Goal
What follows are records. Restate all of them word for word.

Raw records
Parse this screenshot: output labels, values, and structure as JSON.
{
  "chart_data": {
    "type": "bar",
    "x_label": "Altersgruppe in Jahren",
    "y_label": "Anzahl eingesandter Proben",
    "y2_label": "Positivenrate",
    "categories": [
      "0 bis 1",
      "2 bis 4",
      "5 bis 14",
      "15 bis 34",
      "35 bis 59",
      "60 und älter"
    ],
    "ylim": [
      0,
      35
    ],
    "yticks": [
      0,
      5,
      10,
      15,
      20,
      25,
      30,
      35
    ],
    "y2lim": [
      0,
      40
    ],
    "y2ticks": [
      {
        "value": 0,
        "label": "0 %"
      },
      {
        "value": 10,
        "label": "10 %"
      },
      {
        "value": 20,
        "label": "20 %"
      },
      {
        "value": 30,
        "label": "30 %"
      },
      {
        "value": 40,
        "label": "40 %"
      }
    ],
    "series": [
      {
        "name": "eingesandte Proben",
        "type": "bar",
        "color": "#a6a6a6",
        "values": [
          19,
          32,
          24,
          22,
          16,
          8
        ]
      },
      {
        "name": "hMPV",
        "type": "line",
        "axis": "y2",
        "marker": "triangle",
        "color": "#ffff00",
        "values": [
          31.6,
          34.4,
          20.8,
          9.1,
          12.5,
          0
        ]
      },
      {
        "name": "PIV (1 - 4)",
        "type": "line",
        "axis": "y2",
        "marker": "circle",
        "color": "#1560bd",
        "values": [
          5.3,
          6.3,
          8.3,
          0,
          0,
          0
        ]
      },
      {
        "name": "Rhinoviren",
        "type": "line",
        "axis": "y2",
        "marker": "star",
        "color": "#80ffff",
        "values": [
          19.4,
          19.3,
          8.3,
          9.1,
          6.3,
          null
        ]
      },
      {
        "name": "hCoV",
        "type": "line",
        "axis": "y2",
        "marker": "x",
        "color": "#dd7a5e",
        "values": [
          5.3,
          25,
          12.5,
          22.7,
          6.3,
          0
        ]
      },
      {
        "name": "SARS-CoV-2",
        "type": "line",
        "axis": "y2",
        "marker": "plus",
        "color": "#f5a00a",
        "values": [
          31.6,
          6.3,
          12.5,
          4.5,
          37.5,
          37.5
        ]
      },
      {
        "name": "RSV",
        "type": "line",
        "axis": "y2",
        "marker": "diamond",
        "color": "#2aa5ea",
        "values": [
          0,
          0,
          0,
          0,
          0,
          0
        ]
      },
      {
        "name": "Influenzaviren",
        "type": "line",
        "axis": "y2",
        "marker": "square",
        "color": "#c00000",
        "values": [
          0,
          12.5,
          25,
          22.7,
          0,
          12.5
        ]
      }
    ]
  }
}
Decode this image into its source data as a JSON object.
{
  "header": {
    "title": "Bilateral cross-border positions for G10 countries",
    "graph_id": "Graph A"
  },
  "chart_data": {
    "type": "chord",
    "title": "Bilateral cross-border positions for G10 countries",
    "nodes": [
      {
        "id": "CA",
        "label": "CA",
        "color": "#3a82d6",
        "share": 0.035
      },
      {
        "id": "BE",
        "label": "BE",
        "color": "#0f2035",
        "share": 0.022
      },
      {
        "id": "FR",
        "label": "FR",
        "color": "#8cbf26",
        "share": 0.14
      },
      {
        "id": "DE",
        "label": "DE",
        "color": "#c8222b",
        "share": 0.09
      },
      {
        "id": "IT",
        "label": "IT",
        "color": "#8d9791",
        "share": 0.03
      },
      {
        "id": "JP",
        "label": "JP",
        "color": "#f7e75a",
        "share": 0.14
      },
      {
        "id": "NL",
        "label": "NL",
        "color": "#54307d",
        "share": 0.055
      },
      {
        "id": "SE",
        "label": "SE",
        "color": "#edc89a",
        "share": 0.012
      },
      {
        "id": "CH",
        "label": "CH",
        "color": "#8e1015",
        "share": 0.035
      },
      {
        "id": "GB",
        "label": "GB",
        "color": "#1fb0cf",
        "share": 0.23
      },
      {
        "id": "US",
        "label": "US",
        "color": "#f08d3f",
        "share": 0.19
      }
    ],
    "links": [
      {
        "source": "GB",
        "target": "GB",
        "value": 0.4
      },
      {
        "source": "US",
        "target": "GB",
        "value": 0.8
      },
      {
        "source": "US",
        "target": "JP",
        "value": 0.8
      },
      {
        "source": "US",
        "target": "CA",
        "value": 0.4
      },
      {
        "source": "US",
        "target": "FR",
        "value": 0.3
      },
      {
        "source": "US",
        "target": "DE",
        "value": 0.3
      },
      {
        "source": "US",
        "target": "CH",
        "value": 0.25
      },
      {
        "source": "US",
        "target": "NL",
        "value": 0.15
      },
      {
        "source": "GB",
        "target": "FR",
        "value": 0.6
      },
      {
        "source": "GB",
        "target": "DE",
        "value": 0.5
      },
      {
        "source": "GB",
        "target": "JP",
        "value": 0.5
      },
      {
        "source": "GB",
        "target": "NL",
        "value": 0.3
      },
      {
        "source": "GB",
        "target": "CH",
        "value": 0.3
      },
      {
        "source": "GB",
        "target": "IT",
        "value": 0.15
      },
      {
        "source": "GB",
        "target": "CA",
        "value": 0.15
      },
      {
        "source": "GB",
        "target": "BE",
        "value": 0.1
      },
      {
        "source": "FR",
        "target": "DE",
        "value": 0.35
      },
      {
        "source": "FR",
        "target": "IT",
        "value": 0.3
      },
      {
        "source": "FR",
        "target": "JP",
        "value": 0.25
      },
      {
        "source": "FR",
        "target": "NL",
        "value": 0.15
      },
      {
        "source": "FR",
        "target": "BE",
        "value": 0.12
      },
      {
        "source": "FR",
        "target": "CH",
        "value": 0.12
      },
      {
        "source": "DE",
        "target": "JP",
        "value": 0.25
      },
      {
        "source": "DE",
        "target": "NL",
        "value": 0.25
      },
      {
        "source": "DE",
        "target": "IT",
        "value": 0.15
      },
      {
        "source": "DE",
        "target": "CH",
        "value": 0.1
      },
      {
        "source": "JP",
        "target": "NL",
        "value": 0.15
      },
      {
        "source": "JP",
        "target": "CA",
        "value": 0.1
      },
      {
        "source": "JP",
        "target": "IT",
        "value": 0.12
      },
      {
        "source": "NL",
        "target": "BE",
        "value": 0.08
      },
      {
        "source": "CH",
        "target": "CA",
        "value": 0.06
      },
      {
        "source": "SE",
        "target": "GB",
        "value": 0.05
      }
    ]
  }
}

Task response
Parse this screenshot: output labels, values, and structure as JSON.
{
  "chart_data": {
    "type": "bar",
    "x_label": "Altersgruppe in Jahren",
    "y_label": "Anzahl eingesandter Proben",
    "y2_label": "Positivenrate",
    "categories": [
      "0 bis 1",
      "2 bis 4",
      "5 bis 14",
      "15 bis 34",
      "35 bis 59",
      "60 und älter"
    ],
    "ylim": [
      0,
      35
    ],
    "yticks": [
      0,
      5,
      10,
      15,
      20,
      25,
      30,
      35
    ],
    "y2lim": [
      0,
      40
    ],
    "y2ticks": [
      {
        "value": 0,
        "label": "0 %"
      },
      {
        "value": 10,
        "label": "10 %"
      },
      {
        "value": 20,
        "label": "20 %"
      },
      {
        "value": 30,
        "label": "30 %"
      },
      {
        "value": 40,
        "label": "40 %"
      }
    ],
    "series": [
      {
        "name": "eingesandte Proben",
        "type": "bar",
        "color": "#a6a6a6",
        "values": [
          19,
          32,
          24,
          22,
          16,
          8
        ]
      },
      {
        "name": "hMPV",
        "type": "line",
        "axis": "y2",
        "marker": "triangle",
        "color": "#ffff00",
        "values": [
          31.6,
          34.4,
          20.8,
          9.1,
          12.5,
          0
        ]
      },
      {
        "name": "PIV (1 - 4)",
        "type": "line",
        "axis": "y2",
        "marker": "circle",
        "color": "#1560bd",
        "values": [
          5.3,
          6.3,
          8.3,
          0,
          0,
          0
        ]
      },
      {
        "name": "Rhinoviren",
        "type": "line",
        "axis": "y2",
        "marker": "star",
        "color": "#80ffff",
        "values": [
          19.4,
          19.3,
          8.3,
          9.1,
          6.3,
          null
        ]
      },
      {
        "name": "hCoV",
        "type": "line",
        "axis": "y2",
        "marker": "x",
        "color": "#dd7a5e",
        "values": [
          5.3,
          25,
          12.5,
          22.7,
          6.3,
          0
        ]
      },
      {
        "name": "SARS-CoV-2",
        "type": "line",
        "axis": "y2",
        "marker": "plus",
        "color": "#f5a00a",
        "values": [
          31.6,
          6.3,
          12.5,
          4.5,
          37.5,
          37.5
        ]
      },
      {
        "name": "RSV",
        "type": "line",
        "axis": "y2",
        "marker": "diamond",
        "color": "#2aa5ea",
        "values": [
          0,
          0,
          0,
          0,
          0,
          0
        ]
      },
      {
        "name": "Influenzaviren",
        "type": "line",
        "axis": "y2",
        "marker": "square",
        "color": "#c00000",
        "values": [
          0,
          12.5,
          25,
          22.7,
          0,
          12.5
        ]
      }
    ]
  }
}
Decode this image into its source data as a JSON object.
{
  "header": {
    "title": "Bilateral cross-border positions for G10 countries",
    "graph_id": "Graph A"
  },
  "chart_data": {
    "type": "chord",
    "title": "Bilateral cross-border positions for G10 countries",
    "nodes": [
      {
        "id": "CA",
        "label": "CA",
        "color": "#3a82d6",
        "share": 0.035
      },
      {
        "id": "BE",
        "label": "BE",
        "color": "#0f2035",
        "share": 0.022
      },
      {
        "id": "FR",
        "label": "FR",
        "color": "#8cbf26",
        "share": 0.14
      },
      {
        "id": "DE",
        "label": "DE",
        "color": "#c8222b",
        "share": 0.09
      },
      {
        "id": "IT",
        "label": "IT",
        "color": "#8d9791",
        "share": 0.03
      },
      {
        "id": "JP",
        "label": "JP",
        "color": "#f7e75a",
        "share": 0.14
      },
      {
        "id": "NL",
        "label": "NL",
        "color": "#54307d",
        "share": 0.055
      },
      {
        "id": "SE",
        "label": "SE",
        "color": "#edc89a",
        "share": 0.012
      },
      {
        "id": "CH",
        "label": "CH",
        "color": "#8e1015",
        "share": 0.035
      },
      {
        "id": "GB",
        "label": "GB",
        "color": "#1fb0cf",
        "share": 0.23
      },
      {
        "id": "US",
        "label": "US",
        "color": "#f08d3f",
        "share": 0.19
      }
    ],
    "links": [
      {
        "source": "GB",
        "target": "GB",
        "value": 0.4
      },
      {
        "source": "US",
        "target": "GB",
        "value": 0.8
      },
      {
        "source": "US",
        "target": "JP",
        "value": 0.8
      },
      {
        "source": "US",
        "target": "CA",
        "value": 0.4
      },
      {
        "source": "US",
        "target": "FR",
        "value": 0.3
      },
      {
        "source": "US",
        "target": "DE",
        "value": 0.3
      },
      {
        "source": "US",
        "target": "CH",
        "value": 0.25
      },
      {
        "source": "US",
        "target": "NL",
        "value": 0.15
      },
      {
        "source": "GB",
        "target": "FR",
        "value": 0.6
      },
      {
        "source": "GB",
        "target": "DE",
        "value": 0.5
      },
      {
        "source": "GB",
        "target": "JP",
        "value": 0.5
      },
      {
        "source": "GB",
        "target": "NL",
        "value": 0.3
      },
      {
        "source": "GB",
        "target": "CH",
        "value": 0.3
      },
      {
        "source": "GB",
        "target": "IT",
        "value": 0.15
      },
      {
        "source": "GB",
        "target": "CA",
        "value": 0.15
      },
      {
        "source": "GB",
        "target": "BE",
        "value": 0.1
      },
      {
        "source": "FR",
        "target": "DE",
        "value": 0.35
      },
      {
        "source": "FR",
        "target": "IT",
        "value": 0.3
      },
      {
        "source": "FR",
        "target": "JP",
        "value": 0.25
      },
      {
        "source": "FR",
        "target": "NL",
        "value": 0.15
      },
      {
        "source": "FR",
        "target": "BE",
        "value": 0.12
      },
      {
        "source": "FR",
        "target": "CH",
        "value": 0.12
      },
      {
        "source": "DE",
        "target": "JP",
        "value": 0.25
      },
      {
        "source": "DE",
        "target": "NL",
        "value": 0.25
      },
      {
        "source": "DE",
        "target": "IT",
        "value": 0.15
      },
      {
        "source": "DE",
        "target": "CH",
        "value": 0.1
      },
      {
        "source": "JP",
        "target": "NL",
        "value": 0.15
      },
      {
        "source": "JP",
        "target": "CA",
        "value": 0.1
      },
      {
        "source": "JP",
        "target": "IT",
        "value": 0.12
      },
      {
        "source": "NL",
        "target": "BE",
        "value": 0.08
      },
      {
        "source": "CH",
        "target": "CA",
        "value": 0.06
      },
      {
        "source": "SE",
        "target": "GB",
        "value": 0.05
      }
    ]
  }
}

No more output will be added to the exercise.